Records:
• • • • • • •

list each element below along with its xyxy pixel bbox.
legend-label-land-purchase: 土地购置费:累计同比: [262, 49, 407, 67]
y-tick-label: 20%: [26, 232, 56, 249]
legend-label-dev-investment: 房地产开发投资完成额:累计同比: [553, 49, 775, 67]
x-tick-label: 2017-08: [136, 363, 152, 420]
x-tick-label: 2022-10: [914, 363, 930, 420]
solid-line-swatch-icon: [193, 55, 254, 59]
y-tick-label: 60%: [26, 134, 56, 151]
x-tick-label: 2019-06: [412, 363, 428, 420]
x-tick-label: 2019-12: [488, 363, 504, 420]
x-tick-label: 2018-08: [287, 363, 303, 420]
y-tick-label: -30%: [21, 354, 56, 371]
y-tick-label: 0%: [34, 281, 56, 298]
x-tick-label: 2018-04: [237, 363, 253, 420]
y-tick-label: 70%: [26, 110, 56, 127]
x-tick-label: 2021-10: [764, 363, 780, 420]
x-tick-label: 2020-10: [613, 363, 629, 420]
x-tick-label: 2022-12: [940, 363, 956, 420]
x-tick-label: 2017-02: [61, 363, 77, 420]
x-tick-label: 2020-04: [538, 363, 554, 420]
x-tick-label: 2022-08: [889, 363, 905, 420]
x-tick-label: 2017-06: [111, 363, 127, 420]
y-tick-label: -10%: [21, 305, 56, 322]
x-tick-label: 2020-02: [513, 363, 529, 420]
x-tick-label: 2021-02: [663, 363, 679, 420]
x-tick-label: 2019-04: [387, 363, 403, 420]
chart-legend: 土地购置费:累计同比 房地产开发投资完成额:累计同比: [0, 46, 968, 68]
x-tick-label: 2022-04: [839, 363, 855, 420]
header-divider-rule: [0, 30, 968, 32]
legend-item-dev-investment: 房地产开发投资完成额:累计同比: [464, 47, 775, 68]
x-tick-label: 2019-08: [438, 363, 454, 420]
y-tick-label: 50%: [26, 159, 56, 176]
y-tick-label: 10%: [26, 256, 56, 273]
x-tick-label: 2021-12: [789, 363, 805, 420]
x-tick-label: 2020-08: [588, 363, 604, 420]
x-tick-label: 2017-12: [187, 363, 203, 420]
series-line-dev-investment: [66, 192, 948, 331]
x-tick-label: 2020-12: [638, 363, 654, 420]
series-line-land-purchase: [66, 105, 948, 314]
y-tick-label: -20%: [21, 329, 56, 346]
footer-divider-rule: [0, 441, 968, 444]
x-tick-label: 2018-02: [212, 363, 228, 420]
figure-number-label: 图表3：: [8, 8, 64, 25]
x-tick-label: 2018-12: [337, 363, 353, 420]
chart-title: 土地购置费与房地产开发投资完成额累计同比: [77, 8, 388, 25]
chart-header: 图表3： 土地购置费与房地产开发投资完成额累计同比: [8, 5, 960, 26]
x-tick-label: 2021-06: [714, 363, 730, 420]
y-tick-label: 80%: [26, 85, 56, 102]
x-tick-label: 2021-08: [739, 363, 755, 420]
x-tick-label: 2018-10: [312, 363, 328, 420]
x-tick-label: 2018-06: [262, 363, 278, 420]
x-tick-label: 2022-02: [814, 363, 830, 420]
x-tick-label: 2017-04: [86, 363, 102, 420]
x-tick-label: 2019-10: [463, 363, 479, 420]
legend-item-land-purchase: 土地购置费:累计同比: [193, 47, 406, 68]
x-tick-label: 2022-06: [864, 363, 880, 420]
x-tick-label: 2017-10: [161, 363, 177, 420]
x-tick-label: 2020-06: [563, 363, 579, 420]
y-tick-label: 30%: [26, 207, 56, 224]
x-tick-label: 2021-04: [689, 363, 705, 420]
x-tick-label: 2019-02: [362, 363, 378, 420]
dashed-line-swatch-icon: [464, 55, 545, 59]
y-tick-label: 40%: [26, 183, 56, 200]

• • • • • • •

### AIM OF THE TASK
Repeat the lines above, starting with the first one and ending with the line that holds "x-tick-label: 2021-12: [789, 363, 805, 420]", with both of those lines included.

### ANSWER TO THIS EXERCISE
list each element below along with its xyxy pixel bbox.
legend-label-land-purchase: 土地购置费:累计同比: [262, 49, 407, 67]
y-tick-label: 20%: [26, 232, 56, 249]
legend-label-dev-investment: 房地产开发投资完成额:累计同比: [553, 49, 775, 67]
x-tick-label: 2017-08: [136, 363, 152, 420]
x-tick-label: 2022-10: [914, 363, 930, 420]
solid-line-swatch-icon: [193, 55, 254, 59]
y-tick-label: 60%: [26, 134, 56, 151]
x-tick-label: 2019-06: [412, 363, 428, 420]
x-tick-label: 2019-12: [488, 363, 504, 420]
x-tick-label: 2018-08: [287, 363, 303, 420]
y-tick-label: -30%: [21, 354, 56, 371]
y-tick-label: 0%: [34, 281, 56, 298]
x-tick-label: 2018-04: [237, 363, 253, 420]
y-tick-label: 70%: [26, 110, 56, 127]
x-tick-label: 2021-10: [764, 363, 780, 420]
x-tick-label: 2020-10: [613, 363, 629, 420]
x-tick-label: 2022-12: [940, 363, 956, 420]
x-tick-label: 2017-02: [61, 363, 77, 420]
x-tick-label: 2020-04: [538, 363, 554, 420]
x-tick-label: 2022-08: [889, 363, 905, 420]
x-tick-label: 2017-06: [111, 363, 127, 420]
y-tick-label: -10%: [21, 305, 56, 322]
x-tick-label: 2020-02: [513, 363, 529, 420]
x-tick-label: 2021-02: [663, 363, 679, 420]
x-tick-label: 2019-04: [387, 363, 403, 420]
chart-legend: 土地购置费:累计同比 房地产开发投资完成额:累计同比: [0, 46, 968, 68]
x-tick-label: 2022-04: [839, 363, 855, 420]
header-divider-rule: [0, 30, 968, 32]
legend-item-dev-investment: 房地产开发投资完成额:累计同比: [464, 47, 775, 68]
x-tick-label: 2019-08: [438, 363, 454, 420]
y-tick-label: 50%: [26, 159, 56, 176]
y-tick-label: 10%: [26, 256, 56, 273]
x-tick-label: 2021-12: [789, 363, 805, 420]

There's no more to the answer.